Record excerpts:
◆ ◆ ◆ ◆ ◆

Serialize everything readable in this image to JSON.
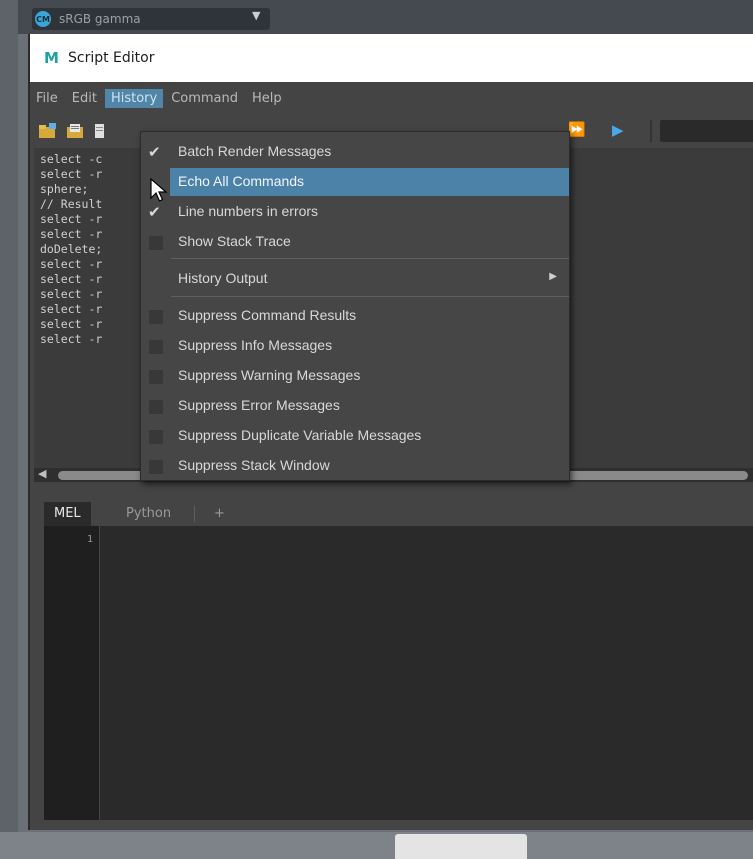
{
  "colorspace": {
    "label": "sRGB gamma",
    "icon": "color-management-icon"
  },
  "window": {
    "title": "Script Editor",
    "icon": "maya-logo-icon"
  },
  "menubar": [
    "File",
    "Edit",
    "History",
    "Command",
    "Help"
  ],
  "active_menu": "History",
  "history_lines": [
    "select -c",
    "select -r",
    "sphere;",
    "// Result",
    "select -r",
    "select -r",
    "doDelete;",
    "select -r",
    "select -r",
    "select -r",
    "select -r",
    "select -r",
    "select -r"
  ],
  "history_menu": {
    "items": [
      {
        "label": "Batch Render Messages",
        "checked": true
      },
      {
        "label": "Echo All Commands",
        "checked": false,
        "highlighted": true
      },
      {
        "label": "Line numbers in errors",
        "checked": true
      },
      {
        "label": "Show Stack Trace",
        "checked": false
      },
      {
        "label": "History Output",
        "submenu": true
      },
      {
        "label": "Suppress Command Results",
        "checked": false
      },
      {
        "label": "Suppress Info Messages",
        "checked": false
      },
      {
        "label": "Suppress Warning Messages",
        "checked": false
      },
      {
        "label": "Suppress Error Messages",
        "checked": false
      },
      {
        "label": "Suppress Duplicate Variable Messages",
        "checked": false
      },
      {
        "label": "Suppress Stack Window",
        "checked": false
      }
    ]
  },
  "tabs": {
    "mel": "MEL",
    "python": "Python",
    "add": "+"
  },
  "editor": {
    "line_number": "1"
  },
  "colors": {
    "accent": "#4d82a8",
    "panel": "#444444",
    "editor": "#2a2a2a"
  }
}
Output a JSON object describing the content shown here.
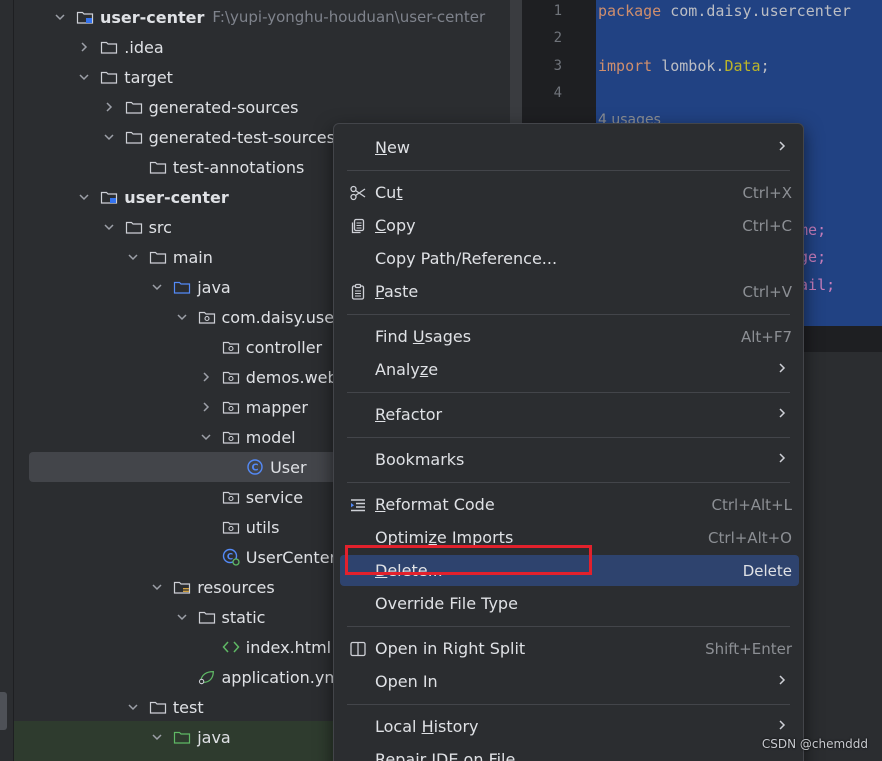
{
  "tree": {
    "rows": [
      {
        "label": "user-center",
        "path": "F:\\yupi-yonghu-houduan\\user-center",
        "bold": true,
        "level": 0,
        "chevron": "down",
        "icon": "module-folder-icon"
      },
      {
        "label": ".idea",
        "level": 1,
        "chevron": "right",
        "icon": "folder-icon"
      },
      {
        "label": "target",
        "level": 1,
        "chevron": "down",
        "icon": "folder-icon"
      },
      {
        "label": "generated-sources",
        "level": 2,
        "chevron": "right",
        "icon": "folder-icon"
      },
      {
        "label": "generated-test-sources",
        "level": 2,
        "chevron": "down",
        "icon": "folder-icon"
      },
      {
        "label": "test-annotations",
        "level": 3,
        "chevron": "none",
        "icon": "folder-icon"
      },
      {
        "label": "user-center",
        "bold": true,
        "level": 1,
        "chevron": "down",
        "icon": "module-folder-icon"
      },
      {
        "label": "src",
        "level": 2,
        "chevron": "down",
        "icon": "folder-icon"
      },
      {
        "label": "main",
        "level": 3,
        "chevron": "down",
        "icon": "folder-icon"
      },
      {
        "label": "java",
        "level": 4,
        "chevron": "down",
        "icon": "source-folder-icon"
      },
      {
        "label": "com.daisy.usercen",
        "level": 5,
        "chevron": "down",
        "icon": "package-icon"
      },
      {
        "label": "controller",
        "level": 6,
        "chevron": "none",
        "icon": "package-icon"
      },
      {
        "label": "demos.web",
        "level": 6,
        "chevron": "right",
        "icon": "package-icon"
      },
      {
        "label": "mapper",
        "level": 6,
        "chevron": "right",
        "icon": "package-icon"
      },
      {
        "label": "model",
        "level": 6,
        "chevron": "down",
        "icon": "package-icon"
      },
      {
        "label": "User",
        "level": 7,
        "chevron": "none",
        "icon": "java-class-icon",
        "selected": true
      },
      {
        "label": "service",
        "level": 6,
        "chevron": "none",
        "icon": "package-icon"
      },
      {
        "label": "utils",
        "level": 6,
        "chevron": "none",
        "icon": "package-icon"
      },
      {
        "label": "UserCenterApp",
        "level": 6,
        "chevron": "none",
        "icon": "spring-app-class-icon"
      },
      {
        "label": "resources",
        "level": 4,
        "chevron": "down",
        "icon": "resources-folder-icon"
      },
      {
        "label": "static",
        "level": 5,
        "chevron": "down",
        "icon": "folder-icon"
      },
      {
        "label": "index.html",
        "level": 6,
        "chevron": "none",
        "icon": "html-file-icon"
      },
      {
        "label": "application.yml",
        "level": 5,
        "chevron": "none",
        "icon": "spring-yml-icon"
      },
      {
        "label": "test",
        "level": 3,
        "chevron": "down",
        "icon": "folder-icon"
      },
      {
        "label": "java",
        "level": 4,
        "chevron": "down",
        "icon": "test-source-folder-icon"
      }
    ]
  },
  "editor": {
    "line_numbers": [
      "1",
      "2",
      "3",
      "4"
    ],
    "line1": {
      "kw": "package",
      "rest": " com.daisy.usercenter"
    },
    "line3": {
      "kw": "import",
      "pre": " lombok.",
      "cls": "Data",
      "post": ";"
    },
    "usages": "4 usages",
    "field1": "ame;",
    "field2": "age;",
    "field3": "nail;"
  },
  "menu": {
    "items": [
      {
        "label": "New",
        "mnemonic": "N",
        "submenu": true
      },
      {
        "separator": true
      },
      {
        "label": "Cut",
        "mnemonic": "t",
        "shortcut": "Ctrl+X",
        "icon": "scissors-icon"
      },
      {
        "label": "Copy",
        "mnemonic": "C",
        "shortcut": "Ctrl+C",
        "icon": "copy-icon"
      },
      {
        "label": "Copy Path/Reference..."
      },
      {
        "label": "Paste",
        "mnemonic": "P",
        "shortcut": "Ctrl+V",
        "icon": "paste-icon"
      },
      {
        "separator": true
      },
      {
        "label": "Find Usages",
        "mnemonic": "U",
        "shortcut": "Alt+F7"
      },
      {
        "label": "Analyze",
        "mnemonic": "z",
        "submenu": true
      },
      {
        "separator": true
      },
      {
        "label": "Refactor",
        "mnemonic": "R",
        "submenu": true
      },
      {
        "separator": true
      },
      {
        "label": "Bookmarks",
        "submenu": true
      },
      {
        "separator": true
      },
      {
        "label": "Reformat Code",
        "mnemonic": "R",
        "shortcut": "Ctrl+Alt+L",
        "icon": "reformat-icon"
      },
      {
        "label": "Optimize Imports",
        "mnemonic": "z",
        "shortcut": "Ctrl+Alt+O"
      },
      {
        "label": "Delete...",
        "mnemonic": "D",
        "shortcut": "Delete",
        "active": true
      },
      {
        "label": "Override File Type"
      },
      {
        "separator": true
      },
      {
        "label": "Open in Right Split",
        "shortcut": "Shift+Enter",
        "icon": "split-icon"
      },
      {
        "label": "Open In",
        "submenu": true
      },
      {
        "separator": true
      },
      {
        "label": "Local History",
        "mnemonic": "H",
        "submenu": true
      },
      {
        "label": "Repair IDE on File"
      }
    ]
  },
  "watermark": "CSDN @chemddd",
  "colors": {
    "accent_selected": "#2e436e",
    "highlight_box": "#e2212c",
    "editor_selection": "#214283"
  }
}
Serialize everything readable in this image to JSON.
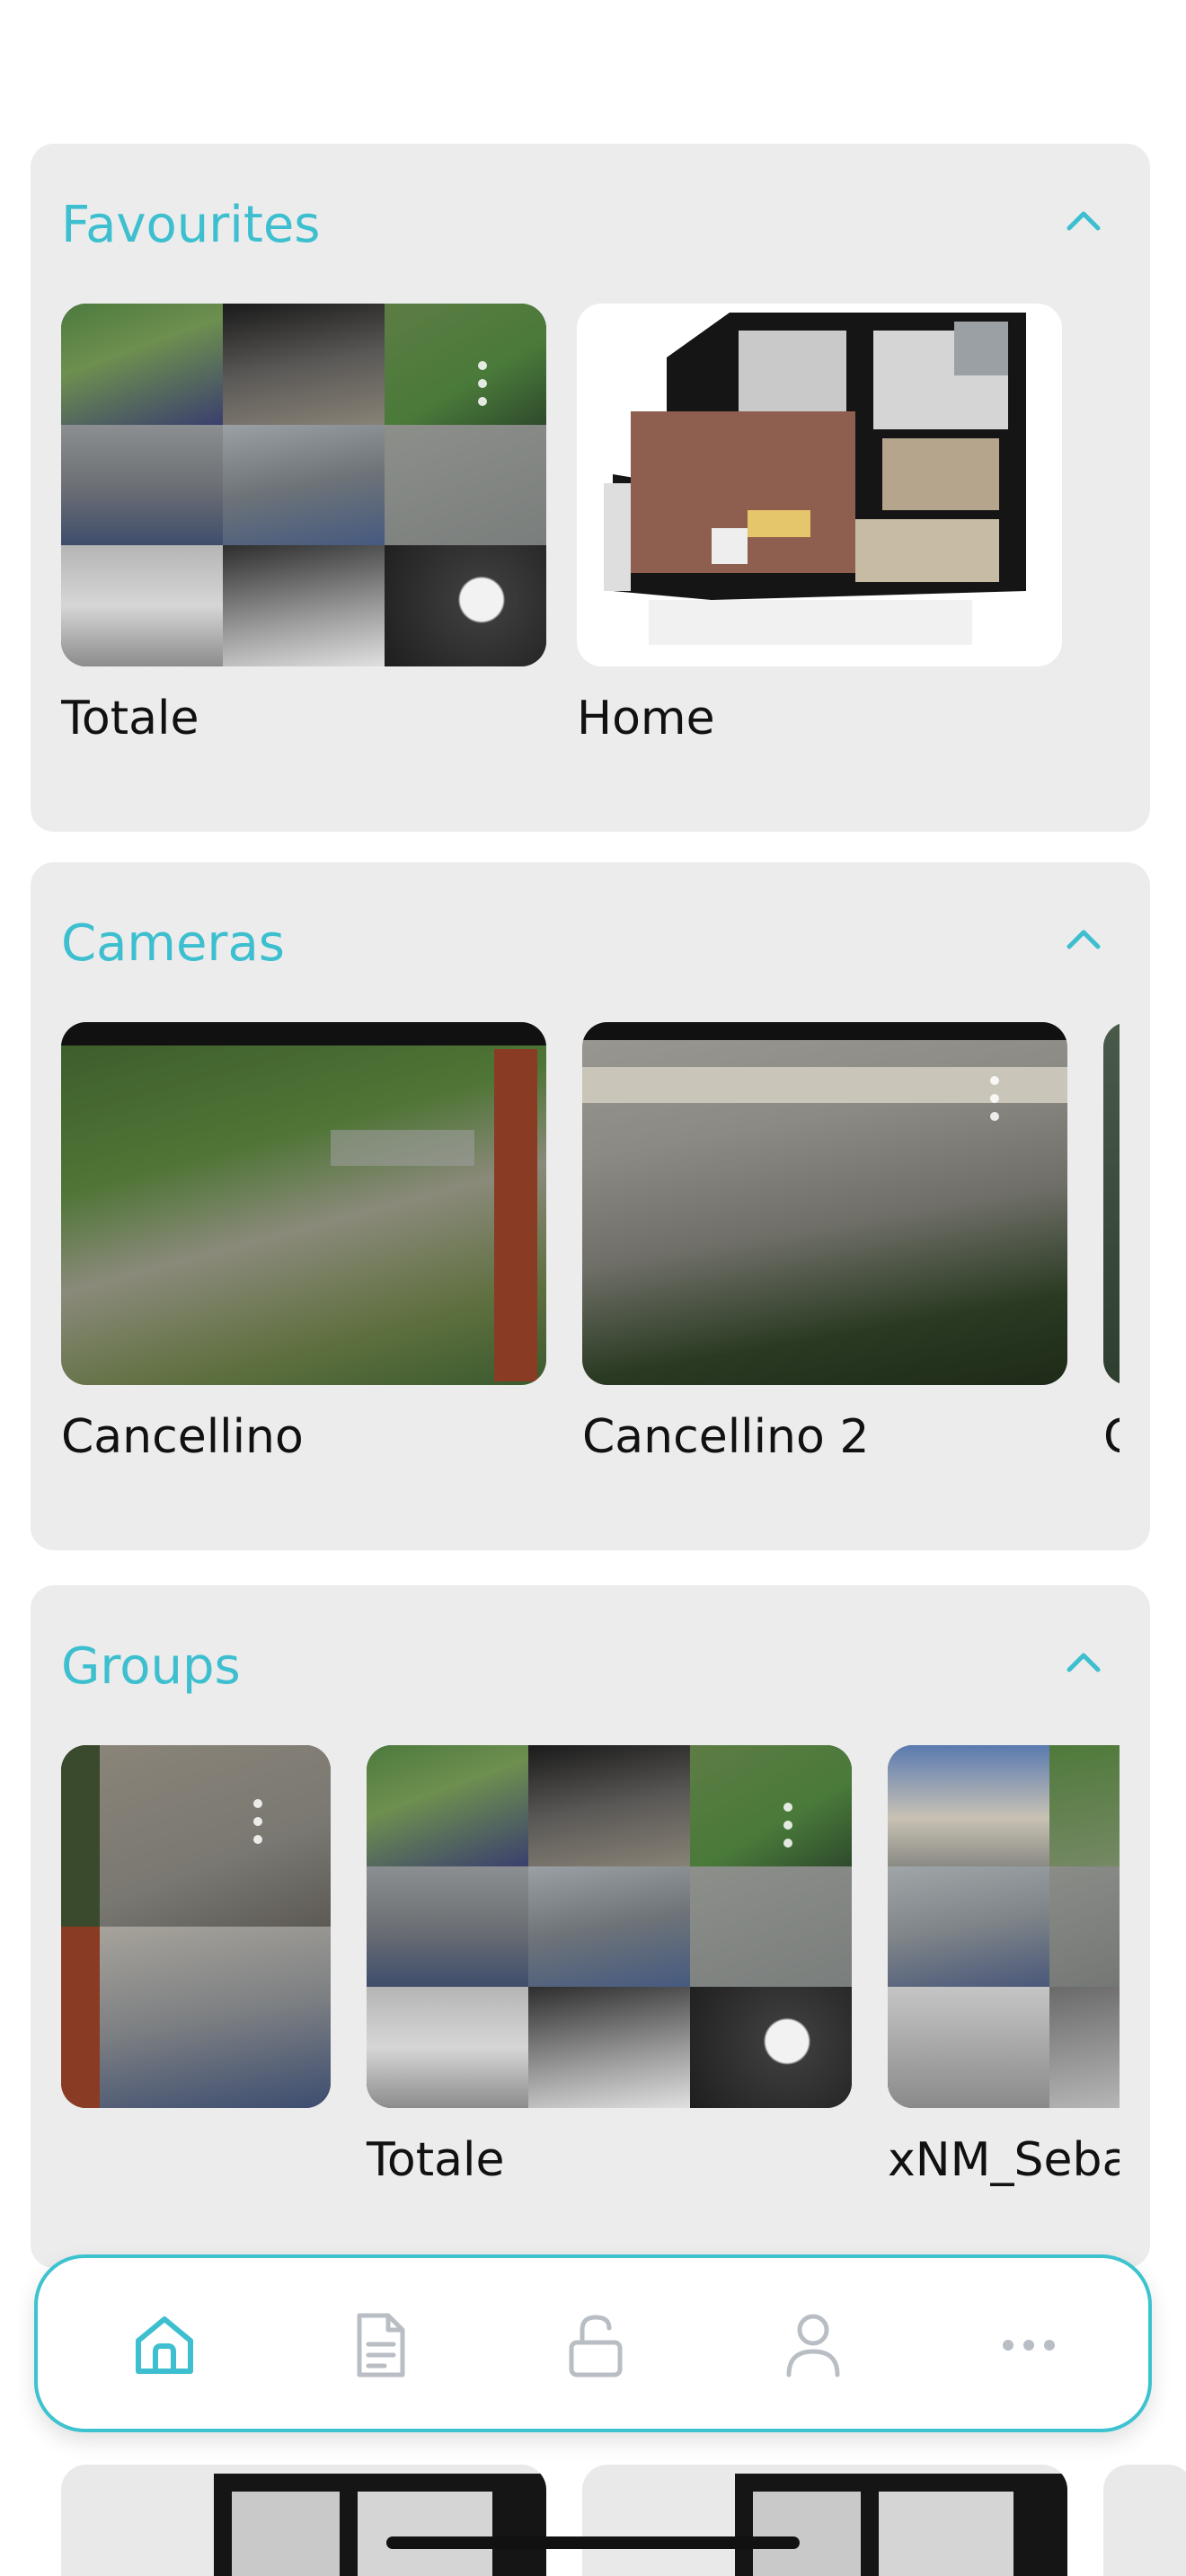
{
  "favourites": {
    "title": "Favourites",
    "items": [
      {
        "label": "Totale"
      },
      {
        "label": "Home"
      }
    ]
  },
  "cameras": {
    "title": "Cameras",
    "items": [
      {
        "label": "Cancellino"
      },
      {
        "label": "Cancellino 2"
      },
      {
        "label": "C"
      }
    ]
  },
  "groups": {
    "title": "Groups",
    "items": [
      {
        "label": ""
      },
      {
        "label": "Totale"
      },
      {
        "label": "xNM_Seba"
      }
    ]
  },
  "nav": {
    "items": [
      {
        "icon": "home-icon",
        "active": true
      },
      {
        "icon": "document-icon",
        "active": false
      },
      {
        "icon": "lock-open-icon",
        "active": false
      },
      {
        "icon": "user-icon",
        "active": false
      },
      {
        "icon": "more-icon",
        "active": false
      }
    ]
  },
  "colors": {
    "accent": "#3dbfcf",
    "section_bg": "#ececec",
    "nav_icon": "#b9bec4"
  }
}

◆ ◆ ◆ ◆ ◆

What you should do:
Find the string "Messages" in the records, then copy each line where it occurs.

Task answer:
        "label": "Batch Render Messages",
        "label": "Suppress Info Messages",
        "label": "Suppress Warning Messages",
        "label": "Suppress Error Messages",
        "label": "Suppress Duplicate Variable Messages",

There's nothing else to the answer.